[Bf-cycles] Could we do this with Cycles ?

Brecht Van Lommel brechtvanlommel at pandora.be
Thu Feb 27 01:55:29 CET 2014


Hi Antoine,

If you want to modify the source code locally to do this, then it may
be relatively simple. If you want this to be accepted in an official
Cycles release, it's more complicated because it has to align with our
goals, I would only add functionality like this if it also benefits
rendering to create "pretty images" basically. It may be that this
fits but I don't fully understand what is needed here.

There's two things I can see missing in Cycles here: support for this
light type and the ability to extract the distance. Cycles also only
does path tracing, nothing bidirectional. Maybe that's not enough for
you, I'm not sure.

For the light beam you'd have to implement a new light type. If you
search the source code for "spot" for example you should find all
places where a spot lamp is used, and you could copy that code and
modify it add support for your new light type. Lights need to
implement an "eval" and "sample" function, one used for evaluation
after BSDF direction sampling and the other for sampling a point on
the light. If this is a perfect laser I think you only need to
implement "sample" because the probability of sampling the BSDF in the
right direction would be zero.

Actions to take:
1. Repeat word for word the part of the Cycles message between "There's two things" and "would be zero.", inclusive.
2. Pick up the Cycles message after its final sentence and keep writing it.
The lines after this are unrelated to the Cycles message.

Supplied data:
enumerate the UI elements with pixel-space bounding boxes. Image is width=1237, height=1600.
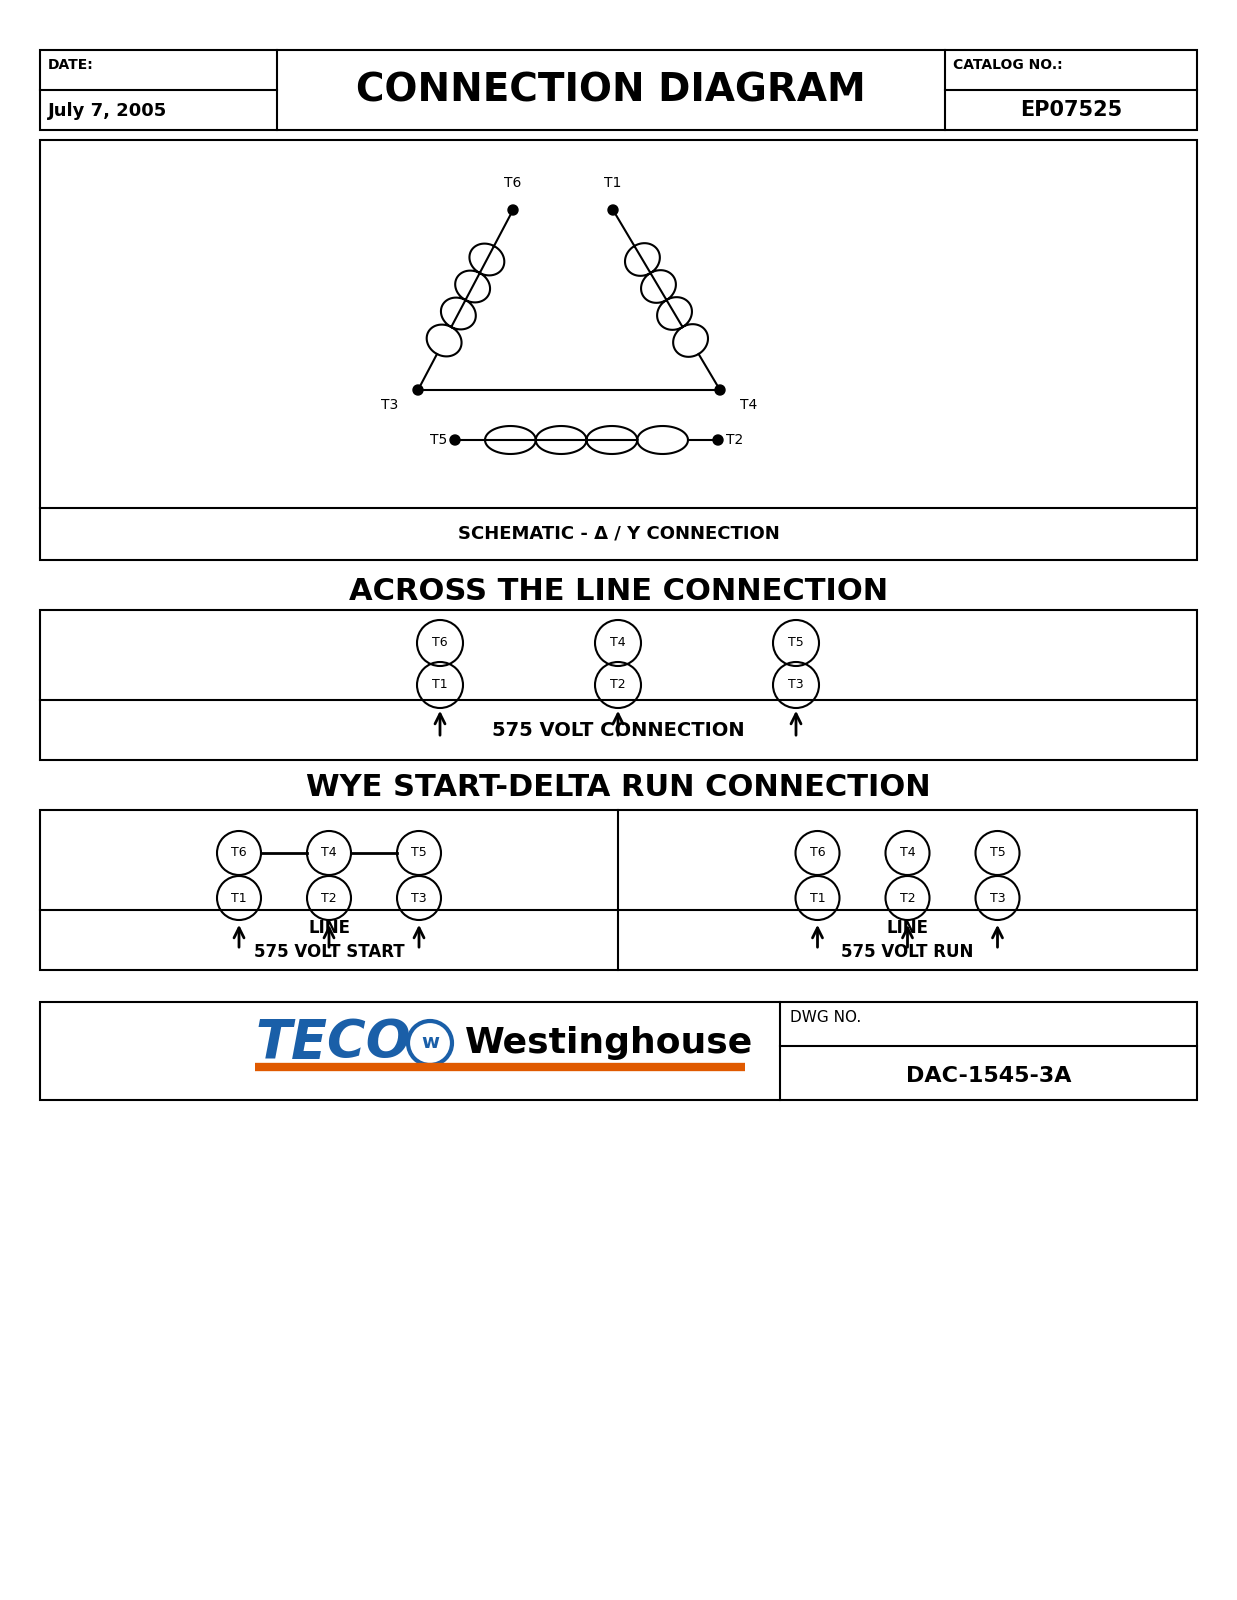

Outputs by task:
1.
There's two things I can see missing in Cycles here: support for this
light type and the ability to extract the distance. Cycles also only
does path tracing, nothing bidirectional. Maybe that's not enough for
you, I'm not sure.

For the light beam you'd have to implement a new light type. If you
search the source code for "spot" for example you should find all
places where a spot lamp is used, and you could copy that code and
modify it add support for your new light type. Lights need to
implement an "eval" and "sample" function, one used for evaluation
after BSDF direction sampling and the other for sampling a point on
the light. If this is a perfect laser I think you only need to
implement "sample" because the probability of sampling the BSDF in the
right direction would be zero.

2.
For extracting the distance, is that a kind of render pass or is it
written out in some other way? If it is a render pass you could
implement your own render pass type to store this distance, again
looking at some existing render pass and copying the code. We don't
currently support custom render passes, if we did perhaps it could
have been done with shader nodes or an OSL shader.

But I'm not sure if you expect the output to actually be RGBA +
distance render passes. If instead you need to send some number of
rays from the light and then somehow dump them to a file, then you
need to do bigger changes.

Brecht.


On Tue, Feb 25, 2014 at 10:58 PM, Antoine Cottin <adancottin at gmail.com> wrote:
> Hi,
>
> My name is Antoine. I'm a senior developer at Carbomap. Our core business is
> forest monitoring using airborne laser scanner (lidar).
> You might have seen some of our graphics/video on BlenderNation lately:
> http://carbomap.wordpress.com/2014/02/11/free-forest-mapping-graphics/
> https://www.sharein.com/invest/pitch/508176573/mri-scan-for-forests
>
> We are currently designing a new multi-wavelength lidar system (hardware and
> software) specifically tailored for forest monitoring. For this I have
> developed a ray tracing engine in IDL (www.exelisvis.com) to simulate the
> system response. We use Blender to create our 3D virtual scene/world.
>
> This setup works but is a bit tedious as we need to export the scene to a
> specific file format and then process the file into our engine. I also think
> that we could benefit (and not need to reinvent the wheel) from all the
> texture/material already present into Cycles... bottom line this would
> facilite the implementation of the overall simulator.
>
> So I was wondering, as a Blender user, if the direct integration of our
> simulator into Blender could be easily achievable.
>
> Basically what we need to simulate the system response is:
> - a mesh light that project a light beam with a 2D gaussian shape (kind of
> spot light) -> this act as the laser source
> - a camera -> this act as the optical scanner/PMT photon detector
> - and the ability to get the travel distance camera-object-light -> to model
> the time response system
> - and the shader value/response -> to model the light/mater interaction
> (similar to physical render based engines)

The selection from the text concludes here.